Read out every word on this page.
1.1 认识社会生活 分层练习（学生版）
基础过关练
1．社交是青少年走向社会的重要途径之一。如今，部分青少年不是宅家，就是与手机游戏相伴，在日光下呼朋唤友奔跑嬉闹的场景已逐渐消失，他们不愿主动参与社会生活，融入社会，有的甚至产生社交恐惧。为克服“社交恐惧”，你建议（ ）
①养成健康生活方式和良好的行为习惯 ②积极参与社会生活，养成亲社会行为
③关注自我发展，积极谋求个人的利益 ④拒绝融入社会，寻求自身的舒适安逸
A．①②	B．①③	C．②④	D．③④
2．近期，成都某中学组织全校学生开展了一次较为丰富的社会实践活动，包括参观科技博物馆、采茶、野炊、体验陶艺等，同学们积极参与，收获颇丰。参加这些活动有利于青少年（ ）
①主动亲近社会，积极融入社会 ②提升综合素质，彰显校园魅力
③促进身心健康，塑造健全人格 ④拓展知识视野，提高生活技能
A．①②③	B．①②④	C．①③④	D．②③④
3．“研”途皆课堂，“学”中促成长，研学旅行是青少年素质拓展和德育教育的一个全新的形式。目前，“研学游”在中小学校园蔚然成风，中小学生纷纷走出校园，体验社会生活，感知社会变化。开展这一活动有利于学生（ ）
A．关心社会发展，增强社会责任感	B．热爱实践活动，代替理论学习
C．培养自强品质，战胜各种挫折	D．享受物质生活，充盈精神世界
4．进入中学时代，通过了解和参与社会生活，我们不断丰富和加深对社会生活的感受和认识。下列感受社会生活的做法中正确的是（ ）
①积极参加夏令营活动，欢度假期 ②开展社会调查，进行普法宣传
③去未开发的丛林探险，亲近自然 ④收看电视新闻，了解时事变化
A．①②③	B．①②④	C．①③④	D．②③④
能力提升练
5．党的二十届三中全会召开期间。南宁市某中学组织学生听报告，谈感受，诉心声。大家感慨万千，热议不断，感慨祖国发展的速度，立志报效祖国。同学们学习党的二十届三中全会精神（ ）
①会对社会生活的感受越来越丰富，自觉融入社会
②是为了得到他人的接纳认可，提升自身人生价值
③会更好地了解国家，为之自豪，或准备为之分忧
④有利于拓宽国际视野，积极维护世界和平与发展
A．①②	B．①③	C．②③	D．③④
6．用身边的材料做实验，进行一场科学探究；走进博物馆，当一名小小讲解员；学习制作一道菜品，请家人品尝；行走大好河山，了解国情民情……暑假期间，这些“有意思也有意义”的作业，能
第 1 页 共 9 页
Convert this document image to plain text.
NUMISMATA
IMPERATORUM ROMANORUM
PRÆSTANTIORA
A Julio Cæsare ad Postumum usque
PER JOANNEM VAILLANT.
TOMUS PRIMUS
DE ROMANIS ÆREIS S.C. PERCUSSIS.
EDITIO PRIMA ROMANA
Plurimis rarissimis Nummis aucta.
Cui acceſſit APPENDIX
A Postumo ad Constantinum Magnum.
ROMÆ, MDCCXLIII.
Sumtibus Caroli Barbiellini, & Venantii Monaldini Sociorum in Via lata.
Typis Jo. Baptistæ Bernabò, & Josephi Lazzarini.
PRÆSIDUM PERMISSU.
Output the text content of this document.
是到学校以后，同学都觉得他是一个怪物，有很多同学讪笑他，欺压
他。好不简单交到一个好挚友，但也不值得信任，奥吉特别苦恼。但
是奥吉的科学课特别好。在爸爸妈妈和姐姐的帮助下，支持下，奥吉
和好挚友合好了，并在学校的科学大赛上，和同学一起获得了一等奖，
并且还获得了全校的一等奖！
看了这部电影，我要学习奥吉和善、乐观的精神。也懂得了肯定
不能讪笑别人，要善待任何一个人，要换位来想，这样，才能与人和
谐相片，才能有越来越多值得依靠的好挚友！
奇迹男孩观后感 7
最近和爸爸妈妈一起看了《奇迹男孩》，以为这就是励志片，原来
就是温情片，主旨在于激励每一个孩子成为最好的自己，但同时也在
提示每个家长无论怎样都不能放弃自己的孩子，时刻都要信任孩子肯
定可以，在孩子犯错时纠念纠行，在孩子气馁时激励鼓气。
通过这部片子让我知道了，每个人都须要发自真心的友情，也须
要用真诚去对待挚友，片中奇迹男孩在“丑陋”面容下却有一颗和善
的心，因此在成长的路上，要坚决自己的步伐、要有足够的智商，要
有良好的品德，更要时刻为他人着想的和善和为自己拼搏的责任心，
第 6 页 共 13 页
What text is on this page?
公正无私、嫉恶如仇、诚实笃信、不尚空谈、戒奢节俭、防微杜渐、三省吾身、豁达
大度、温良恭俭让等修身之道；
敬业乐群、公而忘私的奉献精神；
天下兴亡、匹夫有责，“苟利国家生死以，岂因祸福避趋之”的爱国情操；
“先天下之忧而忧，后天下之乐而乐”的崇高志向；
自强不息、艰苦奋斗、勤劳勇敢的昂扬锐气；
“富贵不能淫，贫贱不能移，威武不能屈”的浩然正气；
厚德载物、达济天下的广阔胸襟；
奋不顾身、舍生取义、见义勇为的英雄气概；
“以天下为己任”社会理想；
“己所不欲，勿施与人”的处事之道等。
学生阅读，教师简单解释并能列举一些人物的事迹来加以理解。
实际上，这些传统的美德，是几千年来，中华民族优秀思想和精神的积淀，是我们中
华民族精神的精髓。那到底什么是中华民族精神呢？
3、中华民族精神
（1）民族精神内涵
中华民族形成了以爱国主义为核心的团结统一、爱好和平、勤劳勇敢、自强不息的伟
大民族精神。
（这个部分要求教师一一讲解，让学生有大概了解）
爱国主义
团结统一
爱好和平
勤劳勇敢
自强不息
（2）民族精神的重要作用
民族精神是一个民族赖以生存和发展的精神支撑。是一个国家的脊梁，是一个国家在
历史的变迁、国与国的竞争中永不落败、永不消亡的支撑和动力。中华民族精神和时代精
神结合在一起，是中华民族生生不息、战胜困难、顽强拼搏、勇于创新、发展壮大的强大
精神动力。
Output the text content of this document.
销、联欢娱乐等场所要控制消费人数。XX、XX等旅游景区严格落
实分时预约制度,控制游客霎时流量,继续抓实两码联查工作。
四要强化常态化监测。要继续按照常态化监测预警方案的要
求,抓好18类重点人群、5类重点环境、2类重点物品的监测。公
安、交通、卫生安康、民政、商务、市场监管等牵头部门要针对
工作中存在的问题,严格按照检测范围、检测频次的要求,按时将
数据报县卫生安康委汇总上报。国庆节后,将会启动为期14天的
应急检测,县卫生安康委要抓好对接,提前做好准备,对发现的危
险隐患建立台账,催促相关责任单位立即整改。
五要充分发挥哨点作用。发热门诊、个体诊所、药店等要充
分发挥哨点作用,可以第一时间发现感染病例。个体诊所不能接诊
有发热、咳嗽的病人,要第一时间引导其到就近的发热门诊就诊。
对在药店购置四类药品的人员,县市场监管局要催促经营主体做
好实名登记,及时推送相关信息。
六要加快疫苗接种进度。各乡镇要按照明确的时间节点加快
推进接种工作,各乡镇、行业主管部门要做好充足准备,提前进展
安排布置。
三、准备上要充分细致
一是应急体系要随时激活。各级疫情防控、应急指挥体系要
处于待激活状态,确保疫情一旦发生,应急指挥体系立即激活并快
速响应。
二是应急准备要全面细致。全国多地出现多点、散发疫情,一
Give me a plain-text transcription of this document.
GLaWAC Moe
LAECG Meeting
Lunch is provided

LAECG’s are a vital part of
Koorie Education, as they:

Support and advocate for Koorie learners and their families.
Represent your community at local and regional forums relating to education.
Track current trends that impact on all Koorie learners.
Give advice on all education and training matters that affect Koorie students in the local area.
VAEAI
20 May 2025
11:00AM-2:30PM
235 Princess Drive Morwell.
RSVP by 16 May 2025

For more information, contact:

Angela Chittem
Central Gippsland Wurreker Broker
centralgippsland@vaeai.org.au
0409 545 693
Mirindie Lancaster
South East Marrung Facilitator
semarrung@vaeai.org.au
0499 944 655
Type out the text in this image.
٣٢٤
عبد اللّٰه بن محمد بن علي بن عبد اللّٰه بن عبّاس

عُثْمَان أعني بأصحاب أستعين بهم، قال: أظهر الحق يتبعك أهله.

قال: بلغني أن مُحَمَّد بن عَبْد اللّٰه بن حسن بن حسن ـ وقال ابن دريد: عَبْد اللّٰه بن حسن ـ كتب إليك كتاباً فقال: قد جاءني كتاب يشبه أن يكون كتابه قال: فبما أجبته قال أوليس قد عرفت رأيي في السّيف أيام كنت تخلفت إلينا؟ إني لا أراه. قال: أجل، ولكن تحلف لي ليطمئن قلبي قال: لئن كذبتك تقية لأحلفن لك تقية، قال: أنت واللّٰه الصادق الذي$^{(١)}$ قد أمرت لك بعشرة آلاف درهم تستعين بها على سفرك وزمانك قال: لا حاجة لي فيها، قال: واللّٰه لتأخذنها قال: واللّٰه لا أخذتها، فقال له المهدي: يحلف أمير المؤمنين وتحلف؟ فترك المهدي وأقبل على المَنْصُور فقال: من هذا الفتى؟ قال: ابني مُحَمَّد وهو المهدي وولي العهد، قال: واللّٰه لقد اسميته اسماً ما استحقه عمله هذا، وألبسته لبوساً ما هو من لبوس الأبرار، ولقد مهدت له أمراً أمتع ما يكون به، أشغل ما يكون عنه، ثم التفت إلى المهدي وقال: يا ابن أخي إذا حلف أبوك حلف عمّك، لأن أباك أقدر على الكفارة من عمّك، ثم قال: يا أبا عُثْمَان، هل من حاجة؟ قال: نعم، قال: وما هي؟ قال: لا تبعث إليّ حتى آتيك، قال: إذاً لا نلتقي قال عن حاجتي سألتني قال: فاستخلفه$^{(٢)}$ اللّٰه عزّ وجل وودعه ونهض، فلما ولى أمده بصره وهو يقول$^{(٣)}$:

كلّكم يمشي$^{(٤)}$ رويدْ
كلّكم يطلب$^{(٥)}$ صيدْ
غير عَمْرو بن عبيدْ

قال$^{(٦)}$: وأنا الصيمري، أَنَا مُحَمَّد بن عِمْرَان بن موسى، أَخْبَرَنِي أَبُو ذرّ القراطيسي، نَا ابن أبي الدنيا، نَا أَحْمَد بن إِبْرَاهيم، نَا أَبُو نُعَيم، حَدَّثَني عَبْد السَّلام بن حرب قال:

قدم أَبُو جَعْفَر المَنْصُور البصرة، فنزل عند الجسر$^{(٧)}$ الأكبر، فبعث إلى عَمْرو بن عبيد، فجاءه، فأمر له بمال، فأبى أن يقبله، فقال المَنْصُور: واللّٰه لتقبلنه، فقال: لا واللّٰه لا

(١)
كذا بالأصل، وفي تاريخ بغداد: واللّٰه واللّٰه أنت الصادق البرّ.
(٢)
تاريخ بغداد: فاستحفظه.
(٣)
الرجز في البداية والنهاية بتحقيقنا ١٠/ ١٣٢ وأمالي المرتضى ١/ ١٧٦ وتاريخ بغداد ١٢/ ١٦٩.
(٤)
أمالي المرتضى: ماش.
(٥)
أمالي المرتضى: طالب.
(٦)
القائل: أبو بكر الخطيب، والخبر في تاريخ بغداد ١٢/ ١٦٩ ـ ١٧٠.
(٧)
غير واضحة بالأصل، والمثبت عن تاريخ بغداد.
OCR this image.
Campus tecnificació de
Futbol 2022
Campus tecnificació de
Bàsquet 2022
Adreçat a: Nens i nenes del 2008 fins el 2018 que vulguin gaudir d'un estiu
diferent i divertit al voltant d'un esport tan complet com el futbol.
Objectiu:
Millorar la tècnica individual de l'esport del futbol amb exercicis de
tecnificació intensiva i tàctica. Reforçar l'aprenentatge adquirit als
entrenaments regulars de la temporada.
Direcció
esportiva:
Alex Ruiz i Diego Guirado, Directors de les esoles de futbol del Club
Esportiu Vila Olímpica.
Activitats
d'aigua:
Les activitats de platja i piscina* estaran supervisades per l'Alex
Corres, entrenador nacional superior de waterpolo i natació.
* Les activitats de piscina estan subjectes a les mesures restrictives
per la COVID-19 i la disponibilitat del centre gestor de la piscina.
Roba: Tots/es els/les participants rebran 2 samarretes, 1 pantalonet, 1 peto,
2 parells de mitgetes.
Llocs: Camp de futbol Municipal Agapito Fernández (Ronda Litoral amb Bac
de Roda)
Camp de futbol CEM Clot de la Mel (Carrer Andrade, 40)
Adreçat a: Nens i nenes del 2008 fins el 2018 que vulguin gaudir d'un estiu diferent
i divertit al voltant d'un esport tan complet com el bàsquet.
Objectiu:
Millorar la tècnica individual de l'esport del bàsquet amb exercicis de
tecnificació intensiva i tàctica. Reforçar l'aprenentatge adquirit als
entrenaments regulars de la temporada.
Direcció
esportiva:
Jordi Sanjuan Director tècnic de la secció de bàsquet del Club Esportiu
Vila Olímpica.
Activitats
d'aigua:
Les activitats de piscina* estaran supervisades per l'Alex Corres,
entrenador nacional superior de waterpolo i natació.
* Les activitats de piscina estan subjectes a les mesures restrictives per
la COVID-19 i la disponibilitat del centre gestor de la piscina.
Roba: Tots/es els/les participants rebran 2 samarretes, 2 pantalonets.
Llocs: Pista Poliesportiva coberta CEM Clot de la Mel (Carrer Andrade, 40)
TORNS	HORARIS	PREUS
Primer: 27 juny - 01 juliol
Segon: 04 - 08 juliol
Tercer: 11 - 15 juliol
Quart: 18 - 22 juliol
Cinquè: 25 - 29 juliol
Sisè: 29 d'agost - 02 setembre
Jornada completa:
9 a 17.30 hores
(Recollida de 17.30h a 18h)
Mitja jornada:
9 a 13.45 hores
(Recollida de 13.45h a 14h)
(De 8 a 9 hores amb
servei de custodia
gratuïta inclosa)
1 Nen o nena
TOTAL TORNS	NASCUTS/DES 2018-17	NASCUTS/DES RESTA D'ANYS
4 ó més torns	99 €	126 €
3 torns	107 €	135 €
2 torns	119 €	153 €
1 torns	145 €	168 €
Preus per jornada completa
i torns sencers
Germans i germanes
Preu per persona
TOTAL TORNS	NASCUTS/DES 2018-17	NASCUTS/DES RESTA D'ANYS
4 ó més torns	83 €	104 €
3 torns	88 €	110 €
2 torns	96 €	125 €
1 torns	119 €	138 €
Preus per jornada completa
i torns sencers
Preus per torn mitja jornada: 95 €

* * * *

*The exercise*: Pull every line containing the word "local" out of the entries above.

*Written answer*:
Represent your community at local and regional forums relating to education.
Give advice on all education and training matters that affect Koorie students in the local area.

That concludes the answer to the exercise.